* Begin Material shown *
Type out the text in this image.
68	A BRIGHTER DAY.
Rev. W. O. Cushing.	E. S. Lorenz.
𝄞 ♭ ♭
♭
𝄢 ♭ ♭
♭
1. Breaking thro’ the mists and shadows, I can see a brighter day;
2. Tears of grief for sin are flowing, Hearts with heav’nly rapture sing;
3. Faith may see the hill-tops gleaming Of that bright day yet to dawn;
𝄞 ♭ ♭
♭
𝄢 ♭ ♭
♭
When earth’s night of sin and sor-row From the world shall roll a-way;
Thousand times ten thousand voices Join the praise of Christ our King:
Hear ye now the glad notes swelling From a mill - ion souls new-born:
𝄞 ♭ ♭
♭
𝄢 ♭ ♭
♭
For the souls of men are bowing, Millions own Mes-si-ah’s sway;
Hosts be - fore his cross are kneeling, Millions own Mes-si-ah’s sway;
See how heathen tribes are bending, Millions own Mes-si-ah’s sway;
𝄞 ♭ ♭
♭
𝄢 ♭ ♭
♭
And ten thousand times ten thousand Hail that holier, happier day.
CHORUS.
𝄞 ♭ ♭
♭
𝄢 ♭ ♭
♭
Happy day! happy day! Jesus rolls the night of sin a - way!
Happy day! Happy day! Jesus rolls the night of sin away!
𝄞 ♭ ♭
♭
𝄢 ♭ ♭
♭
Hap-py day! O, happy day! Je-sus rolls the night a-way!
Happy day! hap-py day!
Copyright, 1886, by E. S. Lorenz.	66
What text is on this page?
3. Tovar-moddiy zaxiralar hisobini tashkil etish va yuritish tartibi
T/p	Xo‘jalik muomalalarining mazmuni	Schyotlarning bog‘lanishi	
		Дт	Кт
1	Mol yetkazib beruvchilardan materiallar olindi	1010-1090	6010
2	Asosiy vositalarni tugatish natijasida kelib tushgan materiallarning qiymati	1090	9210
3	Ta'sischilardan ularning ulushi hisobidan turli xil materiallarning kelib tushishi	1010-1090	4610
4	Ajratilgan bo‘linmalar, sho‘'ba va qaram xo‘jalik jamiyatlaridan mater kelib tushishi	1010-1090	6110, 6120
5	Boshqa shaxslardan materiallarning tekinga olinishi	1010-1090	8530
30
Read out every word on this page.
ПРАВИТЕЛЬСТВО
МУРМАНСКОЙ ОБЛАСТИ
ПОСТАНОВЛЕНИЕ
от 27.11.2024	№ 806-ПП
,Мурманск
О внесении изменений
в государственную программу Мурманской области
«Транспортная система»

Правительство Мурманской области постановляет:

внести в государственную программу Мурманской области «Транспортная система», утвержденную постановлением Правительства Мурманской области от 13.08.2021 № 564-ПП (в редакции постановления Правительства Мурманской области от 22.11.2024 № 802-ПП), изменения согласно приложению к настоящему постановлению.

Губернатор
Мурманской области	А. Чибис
* End Material shown *
* Set exercise: From the records above, extract every entry exactly as given.

* Response below:
Type out the text in this image.
68	A BRIGHTER DAY.
Rev. W. O. Cushing.	E. S. Lorenz.
𝄞 ♭ ♭
♭
𝄢 ♭ ♭
♭
1. Breaking thro’ the mists and shadows, I can see a brighter day;
2. Tears of grief for sin are flowing, Hearts with heav’nly rapture sing;
3. Faith may see the hill-tops gleaming Of that bright day yet to dawn;
𝄞 ♭ ♭
♭
𝄢 ♭ ♭
♭
When earth’s night of sin and sor-row From the world shall roll a-way;
Thousand times ten thousand voices Join the praise of Christ our King:
Hear ye now the glad notes swelling From a mill - ion souls new-born:
𝄞 ♭ ♭
♭
𝄢 ♭ ♭
♭
For the souls of men are bowing, Millions own Mes-si-ah’s sway;
Hosts be - fore his cross are kneeling, Millions own Mes-si-ah’s sway;
See how heathen tribes are bending, Millions own Mes-si-ah’s sway;
𝄞 ♭ ♭
♭
𝄢 ♭ ♭
♭
And ten thousand times ten thousand Hail that holier, happier day.
CHORUS.
𝄞 ♭ ♭
♭
𝄢 ♭ ♭
♭
Happy day! happy day! Jesus rolls the night of sin a - way!
Happy day! Happy day! Jesus rolls the night of sin away!
𝄞 ♭ ♭
♭
𝄢 ♭ ♭
♭
Hap-py day! O, happy day! Je-sus rolls the night a-way!
Happy day! hap-py day!
Copyright, 1886, by E. S. Lorenz.	66
What text is on this page?
3. Tovar-moddiy zaxiralar hisobini tashkil etish va yuritish tartibi
T/p	Xo‘jalik muomalalarining mazmuni	Schyotlarning bog‘lanishi	
		Дт	Кт
1	Mol yetkazib beruvchilardan materiallar olindi	1010-1090	6010
2	Asosiy vositalarni tugatish natijasida kelib tushgan materiallarning qiymati	1090	9210
3	Ta'sischilardan ularning ulushi hisobidan turli xil materiallarning kelib tushishi	1010-1090	4610
4	Ajratilgan bo‘linmalar, sho‘'ba va qaram xo‘jalik jamiyatlaridan mater kelib tushishi	1010-1090	6110, 6120
5	Boshqa shaxslardan materiallarning tekinga olinishi	1010-1090	8530
30
Read out every word on this page.
ПРАВИТЕЛЬСТВО
МУРМАНСКОЙ ОБЛАСТИ
ПОСТАНОВЛЕНИЕ
от 27.11.2024	№ 806-ПП
,Мурманск
О внесении изменений
в государственную программу Мурманской области
«Транспортная система»

Правительство Мурманской области постановляет:

внести в государственную программу Мурманской области «Транспортная система», утвержденную постановлением Правительства Мурманской области от 13.08.2021 № 564-ПП (в редакции постановления Правительства Мурманской области от 22.11.2024 № 802-ПП), изменения согласно приложению к настоящему постановлению.

Губернатор
Мурманской области	А. Чибис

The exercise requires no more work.